(Data records)
-------

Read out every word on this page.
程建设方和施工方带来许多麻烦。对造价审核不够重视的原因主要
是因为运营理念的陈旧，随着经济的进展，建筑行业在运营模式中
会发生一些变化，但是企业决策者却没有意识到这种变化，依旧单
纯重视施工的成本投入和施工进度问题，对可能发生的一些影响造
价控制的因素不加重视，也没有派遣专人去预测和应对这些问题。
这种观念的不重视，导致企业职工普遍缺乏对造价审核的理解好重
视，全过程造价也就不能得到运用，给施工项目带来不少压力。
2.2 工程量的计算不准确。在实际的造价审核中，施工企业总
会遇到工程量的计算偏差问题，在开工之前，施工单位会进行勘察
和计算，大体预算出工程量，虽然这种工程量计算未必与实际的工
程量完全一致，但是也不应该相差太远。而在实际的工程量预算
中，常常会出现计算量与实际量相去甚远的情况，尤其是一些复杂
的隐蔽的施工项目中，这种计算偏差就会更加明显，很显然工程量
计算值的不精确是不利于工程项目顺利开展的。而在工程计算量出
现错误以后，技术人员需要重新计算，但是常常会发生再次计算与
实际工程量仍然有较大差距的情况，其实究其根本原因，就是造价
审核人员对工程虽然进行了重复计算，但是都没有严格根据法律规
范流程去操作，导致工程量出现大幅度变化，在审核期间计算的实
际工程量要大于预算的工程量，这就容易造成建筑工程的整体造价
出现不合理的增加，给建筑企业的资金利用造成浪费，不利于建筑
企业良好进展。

-------

- _Exercise prompt_
Every entry should be printed again exactly as written.

- _Finished answer_
Read out every word on this page.
程建设方和施工方带来许多麻烦。对造价审核不够重视的原因主要
是因为运营理念的陈旧，随着经济的进展，建筑行业在运营模式中
会发生一些变化，但是企业决策者却没有意识到这种变化，依旧单
纯重视施工的成本投入和施工进度问题，对可能发生的一些影响造
价控制的因素不加重视，也没有派遣专人去预测和应对这些问题。
这种观念的不重视，导致企业职工普遍缺乏对造价审核的理解好重
视，全过程造价也就不能得到运用，给施工项目带来不少压力。
2.2 工程量的计算不准确。在实际的造价审核中，施工企业总
会遇到工程量的计算偏差问题，在开工之前，施工单位会进行勘察
和计算，大体预算出工程量，虽然这种工程量计算未必与实际的工
程量完全一致，但是也不应该相差太远。而在实际的工程量预算
中，常常会出现计算量与实际量相去甚远的情况，尤其是一些复杂
的隐蔽的施工项目中，这种计算偏差就会更加明显，很显然工程量
计算值的不精确是不利于工程项目顺利开展的。而在工程计算量出
现错误以后，技术人员需要重新计算，但是常常会发生再次计算与
实际工程量仍然有较大差距的情况，其实究其根本原因，就是造价
审核人员对工程虽然进行了重复计算，但是都没有严格根据法律规
范流程去操作，导致工程量出现大幅度变化，在审核期间计算的实
际工程量要大于预算的工程量，这就容易造成建筑工程的整体造价
出现不合理的增加，给建筑企业的资金利用造成浪费，不利于建筑
企业良好进展。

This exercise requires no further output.